_TASK STATEMENT:_ According to the 1922 class valedictory, what two great forces hold the graduates' minds on this day?

_SELECTED EXTRACT:_

------------

Valedictory - Brownville-Glen Park High School - Class of 1922

 

Dear Teachers, Friends and Classmates,

For four years our little fleet has been riding in harbor and to-day the anchors are weighed and slowly we drop down together with the tide. A few hours more and these clustering sails will be scattered and fading specks, each in its own horizon, straining or drifting toward its goal. And now, as we still linger in the narrows, side by side, the purely material grows strange and we turn from specific ills and failures to the thought of some worthy life principle, the vision of some high and comprehensive ideal which may re-awaken as we part, our finest purpose and devotion.

Let us, for a little, then consider the law of service and its claims on us. In the past few years we have heard more of service, we have seen more of service. We have had more chances to be of service than have most of those who spent their high school days in the peaceful pre-war period. We entered the high school just before the armistice was signed, but we can remember what we heard and saw of service in the preceding war days. The service then was of a practical, materialistic sort, letters, bandages, refugee garments, etc. But with the Armistice the need for that kind of service ceased and a new kind of service created. Service, less of the hands and eyes and strength but more of an inner spirit. One need not write letters or send packages to soldiers now, but one could speak words of encouragement to those who were disheartened, whether they had ever been soldiers or not. Refugee garments are no longer made, but the days of business depression and unemployment give opportunity for much service. Do you think that because these things have been outside our immediate surroundings, because as high school students, they have not touched us, that we have not seen and that we have not felt? We hope we are not blind nor as selfish as some of the older critics of to-day’s youth would have you think.

Into our class rooms have come sounds from outside. We have felt, dimly and vaguely, to be sure, the tumult in the outer world and it has aroused us with the desire to answer that cry and to be of service. If we are filled with this ideal, we cannot but be of help to this community and to other communities into which life may take us. And knowing our ideal had its foundation back in high school in nineteen twenty-two, our class and our Alma Mater will always be most dear to us.

Members of the Board of Education....

Before we set sail in our small ships into the world for service we wish to express in as appropriate and eloquent words as we can, our appreciation of your careful guardianship, planning and supervision through our entire high school life. We do not set sail without realizing that you have laid the foundation for the event in our young lives. Once again to you, we extend our thanks.

Dear teachers....

You who have piloted our fleet through the past four years, we know how you have put forth every effort within your power to make true American men and women of us and enable us to be of valued service in the World. Only the future can determine the success that you have had. We extend our gratitude to you for what you have so cheerfully done for each one of us.

Worthy juniors....

We are leaving you our place in the quiet and peaceful harbor. May you be as successful as we have been and in every way, profit by our example. We have earned our rewards and suffered our punishments, but by perservering effort, we have mastered our lessons and paid the price for “Value received.” May you be as faithfully rewarded.

So you, my classmates, the final words of farewell must be addressed. Our minds to-day are under the spell of two great forces, memory and hope. Of memory, as we look back over the years now ended, which have given us a position in the student’s life, which is like no other, and have furnished experience from the power of which this life is too brief to free us. Of hope, as each one stands questioning his own future, like that of the others, is nothing save its unanswering inscrutability. With what words may I best gather up the whole meaning of this moment?

------------

_SUPPLIED ENTRIES:_
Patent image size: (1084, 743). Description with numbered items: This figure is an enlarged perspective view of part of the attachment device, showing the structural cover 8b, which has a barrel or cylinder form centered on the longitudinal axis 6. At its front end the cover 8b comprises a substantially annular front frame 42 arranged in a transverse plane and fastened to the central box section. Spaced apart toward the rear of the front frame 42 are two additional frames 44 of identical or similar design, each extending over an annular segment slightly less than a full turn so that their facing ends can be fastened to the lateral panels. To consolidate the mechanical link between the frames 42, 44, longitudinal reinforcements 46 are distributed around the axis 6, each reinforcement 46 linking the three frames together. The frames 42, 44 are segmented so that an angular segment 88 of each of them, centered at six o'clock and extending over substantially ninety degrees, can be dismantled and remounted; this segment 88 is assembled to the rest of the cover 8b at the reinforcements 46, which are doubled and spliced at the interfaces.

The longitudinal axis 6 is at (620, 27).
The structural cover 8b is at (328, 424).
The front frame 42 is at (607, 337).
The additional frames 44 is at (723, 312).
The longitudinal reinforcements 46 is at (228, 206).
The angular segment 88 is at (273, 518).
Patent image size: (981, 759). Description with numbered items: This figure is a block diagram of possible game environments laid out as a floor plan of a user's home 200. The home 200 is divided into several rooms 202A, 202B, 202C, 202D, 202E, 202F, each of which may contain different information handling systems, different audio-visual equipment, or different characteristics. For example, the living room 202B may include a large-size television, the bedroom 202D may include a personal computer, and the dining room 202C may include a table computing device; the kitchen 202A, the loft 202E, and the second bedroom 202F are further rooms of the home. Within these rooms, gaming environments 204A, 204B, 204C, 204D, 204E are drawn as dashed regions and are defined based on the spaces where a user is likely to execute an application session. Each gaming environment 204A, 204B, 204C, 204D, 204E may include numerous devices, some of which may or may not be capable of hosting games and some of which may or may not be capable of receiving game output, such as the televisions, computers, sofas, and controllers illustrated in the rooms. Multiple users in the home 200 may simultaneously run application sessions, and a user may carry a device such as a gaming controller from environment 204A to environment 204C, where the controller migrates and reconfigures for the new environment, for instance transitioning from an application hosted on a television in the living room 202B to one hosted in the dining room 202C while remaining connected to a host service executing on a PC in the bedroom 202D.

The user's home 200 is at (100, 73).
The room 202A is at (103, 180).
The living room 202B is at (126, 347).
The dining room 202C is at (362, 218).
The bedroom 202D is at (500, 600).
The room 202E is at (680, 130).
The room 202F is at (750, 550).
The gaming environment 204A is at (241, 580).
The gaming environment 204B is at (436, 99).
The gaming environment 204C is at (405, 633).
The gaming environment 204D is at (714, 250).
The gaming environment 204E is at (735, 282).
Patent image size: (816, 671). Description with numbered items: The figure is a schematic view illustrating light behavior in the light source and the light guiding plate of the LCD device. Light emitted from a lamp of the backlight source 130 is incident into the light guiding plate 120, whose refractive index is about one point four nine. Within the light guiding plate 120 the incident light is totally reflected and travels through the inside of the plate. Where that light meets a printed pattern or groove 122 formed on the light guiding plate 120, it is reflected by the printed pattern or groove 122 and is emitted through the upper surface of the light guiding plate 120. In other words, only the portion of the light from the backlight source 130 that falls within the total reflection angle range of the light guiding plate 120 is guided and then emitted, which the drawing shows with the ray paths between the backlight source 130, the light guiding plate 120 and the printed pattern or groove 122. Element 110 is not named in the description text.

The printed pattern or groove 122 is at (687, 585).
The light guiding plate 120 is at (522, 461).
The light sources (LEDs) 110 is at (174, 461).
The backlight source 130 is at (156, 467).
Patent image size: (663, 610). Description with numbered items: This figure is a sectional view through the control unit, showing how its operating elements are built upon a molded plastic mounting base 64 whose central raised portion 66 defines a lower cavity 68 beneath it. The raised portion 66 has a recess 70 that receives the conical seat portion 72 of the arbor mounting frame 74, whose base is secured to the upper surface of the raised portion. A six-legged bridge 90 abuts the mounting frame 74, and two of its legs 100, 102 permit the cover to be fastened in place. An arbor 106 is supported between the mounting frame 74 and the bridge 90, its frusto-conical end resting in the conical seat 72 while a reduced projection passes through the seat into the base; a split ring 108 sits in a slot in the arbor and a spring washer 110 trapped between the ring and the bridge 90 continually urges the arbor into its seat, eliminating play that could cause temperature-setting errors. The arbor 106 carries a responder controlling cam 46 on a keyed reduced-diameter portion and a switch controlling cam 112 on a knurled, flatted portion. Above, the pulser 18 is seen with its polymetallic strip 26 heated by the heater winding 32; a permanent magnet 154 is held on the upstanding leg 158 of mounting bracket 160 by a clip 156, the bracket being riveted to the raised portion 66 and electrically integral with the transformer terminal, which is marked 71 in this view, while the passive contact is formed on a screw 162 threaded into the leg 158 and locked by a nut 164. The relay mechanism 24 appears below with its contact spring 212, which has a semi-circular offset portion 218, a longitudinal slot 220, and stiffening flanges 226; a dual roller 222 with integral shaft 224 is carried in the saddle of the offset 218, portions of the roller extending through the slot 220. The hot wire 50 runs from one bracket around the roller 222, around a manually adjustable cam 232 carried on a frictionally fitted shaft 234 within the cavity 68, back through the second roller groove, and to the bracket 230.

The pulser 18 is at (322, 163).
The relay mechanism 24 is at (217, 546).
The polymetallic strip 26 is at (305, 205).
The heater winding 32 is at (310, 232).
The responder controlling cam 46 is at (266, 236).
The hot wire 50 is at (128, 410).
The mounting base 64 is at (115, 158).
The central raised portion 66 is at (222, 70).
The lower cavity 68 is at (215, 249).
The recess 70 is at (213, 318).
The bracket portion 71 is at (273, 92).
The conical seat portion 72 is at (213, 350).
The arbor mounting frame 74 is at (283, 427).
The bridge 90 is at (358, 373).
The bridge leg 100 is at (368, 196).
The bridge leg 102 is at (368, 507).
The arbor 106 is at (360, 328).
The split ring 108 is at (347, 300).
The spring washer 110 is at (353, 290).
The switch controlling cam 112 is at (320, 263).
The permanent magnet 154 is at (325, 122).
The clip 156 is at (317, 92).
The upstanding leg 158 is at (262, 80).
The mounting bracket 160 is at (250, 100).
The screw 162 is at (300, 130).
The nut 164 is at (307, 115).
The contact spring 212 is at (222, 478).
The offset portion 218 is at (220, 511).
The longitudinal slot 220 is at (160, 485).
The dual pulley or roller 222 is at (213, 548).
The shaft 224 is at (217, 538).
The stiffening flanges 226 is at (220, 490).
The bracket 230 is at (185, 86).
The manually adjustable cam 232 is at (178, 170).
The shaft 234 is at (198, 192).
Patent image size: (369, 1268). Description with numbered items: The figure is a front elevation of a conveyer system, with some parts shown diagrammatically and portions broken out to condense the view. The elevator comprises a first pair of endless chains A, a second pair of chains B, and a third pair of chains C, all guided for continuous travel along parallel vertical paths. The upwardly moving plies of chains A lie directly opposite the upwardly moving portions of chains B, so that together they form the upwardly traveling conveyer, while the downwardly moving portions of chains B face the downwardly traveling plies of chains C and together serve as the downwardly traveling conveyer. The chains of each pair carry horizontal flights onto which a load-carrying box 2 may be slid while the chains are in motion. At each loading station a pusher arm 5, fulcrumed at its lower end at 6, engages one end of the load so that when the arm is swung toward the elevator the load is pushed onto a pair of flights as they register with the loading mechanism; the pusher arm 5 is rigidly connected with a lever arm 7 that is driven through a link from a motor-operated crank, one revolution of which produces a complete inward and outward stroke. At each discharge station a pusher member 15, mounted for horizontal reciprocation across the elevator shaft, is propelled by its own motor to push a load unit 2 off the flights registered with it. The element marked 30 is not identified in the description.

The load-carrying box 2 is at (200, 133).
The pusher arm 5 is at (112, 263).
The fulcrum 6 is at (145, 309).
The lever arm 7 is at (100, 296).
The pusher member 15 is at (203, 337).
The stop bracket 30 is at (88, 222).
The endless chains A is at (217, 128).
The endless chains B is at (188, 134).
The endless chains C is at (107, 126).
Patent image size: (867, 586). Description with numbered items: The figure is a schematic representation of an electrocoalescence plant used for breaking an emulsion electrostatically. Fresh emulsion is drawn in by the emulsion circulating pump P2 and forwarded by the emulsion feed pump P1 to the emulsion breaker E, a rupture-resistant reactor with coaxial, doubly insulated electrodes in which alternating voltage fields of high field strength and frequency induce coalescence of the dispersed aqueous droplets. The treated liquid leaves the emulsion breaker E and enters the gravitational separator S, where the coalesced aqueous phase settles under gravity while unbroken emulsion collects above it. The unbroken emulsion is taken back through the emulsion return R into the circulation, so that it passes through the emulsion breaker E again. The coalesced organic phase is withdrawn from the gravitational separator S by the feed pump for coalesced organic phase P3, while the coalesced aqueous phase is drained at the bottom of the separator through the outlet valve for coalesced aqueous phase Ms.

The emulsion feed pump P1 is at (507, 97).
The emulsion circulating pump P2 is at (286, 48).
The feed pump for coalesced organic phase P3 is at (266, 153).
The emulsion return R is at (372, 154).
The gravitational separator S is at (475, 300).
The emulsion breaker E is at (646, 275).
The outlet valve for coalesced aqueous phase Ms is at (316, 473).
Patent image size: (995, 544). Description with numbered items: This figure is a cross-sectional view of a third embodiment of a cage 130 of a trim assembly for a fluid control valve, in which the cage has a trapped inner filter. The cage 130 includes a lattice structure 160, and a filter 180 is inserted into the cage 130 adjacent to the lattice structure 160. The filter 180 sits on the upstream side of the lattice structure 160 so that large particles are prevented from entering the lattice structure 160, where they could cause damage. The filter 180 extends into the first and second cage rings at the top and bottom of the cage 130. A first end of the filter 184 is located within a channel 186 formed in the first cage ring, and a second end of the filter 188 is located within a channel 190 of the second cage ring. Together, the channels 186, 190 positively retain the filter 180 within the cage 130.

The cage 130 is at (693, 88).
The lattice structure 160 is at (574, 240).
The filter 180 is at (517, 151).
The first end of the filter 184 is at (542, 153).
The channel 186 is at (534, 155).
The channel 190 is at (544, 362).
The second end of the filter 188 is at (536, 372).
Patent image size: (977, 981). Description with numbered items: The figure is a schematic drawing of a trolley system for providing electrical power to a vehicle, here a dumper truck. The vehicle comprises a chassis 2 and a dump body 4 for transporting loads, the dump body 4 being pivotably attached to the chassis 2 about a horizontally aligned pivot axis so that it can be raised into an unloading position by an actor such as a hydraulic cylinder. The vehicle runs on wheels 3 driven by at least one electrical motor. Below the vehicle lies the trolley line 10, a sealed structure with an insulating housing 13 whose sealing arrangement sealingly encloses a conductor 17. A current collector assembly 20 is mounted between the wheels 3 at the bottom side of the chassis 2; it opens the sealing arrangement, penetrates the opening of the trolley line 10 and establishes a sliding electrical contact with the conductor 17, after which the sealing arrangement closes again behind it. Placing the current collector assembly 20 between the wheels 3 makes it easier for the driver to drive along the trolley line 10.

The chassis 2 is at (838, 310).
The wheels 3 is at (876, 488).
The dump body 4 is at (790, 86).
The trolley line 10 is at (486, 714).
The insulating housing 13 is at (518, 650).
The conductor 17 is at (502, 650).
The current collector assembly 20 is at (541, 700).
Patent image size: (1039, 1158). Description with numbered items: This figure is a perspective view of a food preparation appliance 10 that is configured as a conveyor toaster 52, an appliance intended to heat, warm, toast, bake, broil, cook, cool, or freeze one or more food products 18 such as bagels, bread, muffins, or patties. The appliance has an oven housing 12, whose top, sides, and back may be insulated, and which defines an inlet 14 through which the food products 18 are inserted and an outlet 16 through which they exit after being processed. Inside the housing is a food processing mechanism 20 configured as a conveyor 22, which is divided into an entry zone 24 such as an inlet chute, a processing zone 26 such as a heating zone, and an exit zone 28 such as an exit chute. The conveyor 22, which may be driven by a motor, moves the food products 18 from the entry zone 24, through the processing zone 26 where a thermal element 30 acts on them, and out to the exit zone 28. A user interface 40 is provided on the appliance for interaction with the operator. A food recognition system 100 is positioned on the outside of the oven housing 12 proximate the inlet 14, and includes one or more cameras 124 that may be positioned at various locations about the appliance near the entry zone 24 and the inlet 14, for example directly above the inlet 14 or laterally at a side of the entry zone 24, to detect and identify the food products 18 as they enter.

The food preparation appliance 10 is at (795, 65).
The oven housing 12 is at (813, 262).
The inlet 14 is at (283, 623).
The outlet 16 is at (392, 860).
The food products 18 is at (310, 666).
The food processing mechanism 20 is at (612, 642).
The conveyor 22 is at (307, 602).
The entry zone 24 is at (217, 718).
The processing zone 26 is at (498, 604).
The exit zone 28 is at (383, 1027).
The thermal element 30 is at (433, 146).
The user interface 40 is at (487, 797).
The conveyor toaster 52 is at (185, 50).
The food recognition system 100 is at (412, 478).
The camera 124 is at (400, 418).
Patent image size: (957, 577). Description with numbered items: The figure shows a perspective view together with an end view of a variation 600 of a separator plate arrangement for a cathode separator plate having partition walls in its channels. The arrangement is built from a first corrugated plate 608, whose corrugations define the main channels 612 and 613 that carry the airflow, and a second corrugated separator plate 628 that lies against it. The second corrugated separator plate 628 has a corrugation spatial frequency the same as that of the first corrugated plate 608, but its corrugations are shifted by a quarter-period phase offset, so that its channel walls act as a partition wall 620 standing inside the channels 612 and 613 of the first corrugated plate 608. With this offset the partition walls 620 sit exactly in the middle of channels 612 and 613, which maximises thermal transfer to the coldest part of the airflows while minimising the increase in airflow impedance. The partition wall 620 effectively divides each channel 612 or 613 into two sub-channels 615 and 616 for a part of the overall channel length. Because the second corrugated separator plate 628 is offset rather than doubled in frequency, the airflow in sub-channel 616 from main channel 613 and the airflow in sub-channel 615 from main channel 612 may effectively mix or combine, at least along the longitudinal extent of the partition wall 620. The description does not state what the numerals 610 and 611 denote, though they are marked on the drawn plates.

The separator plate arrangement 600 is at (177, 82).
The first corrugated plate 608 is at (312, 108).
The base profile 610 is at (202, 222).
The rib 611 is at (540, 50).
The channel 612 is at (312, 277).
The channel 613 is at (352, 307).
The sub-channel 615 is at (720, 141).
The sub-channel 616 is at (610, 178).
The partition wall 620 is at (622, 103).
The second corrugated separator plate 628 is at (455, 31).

------------

_OUTPUT OF THE TASK:_ Memory and hope.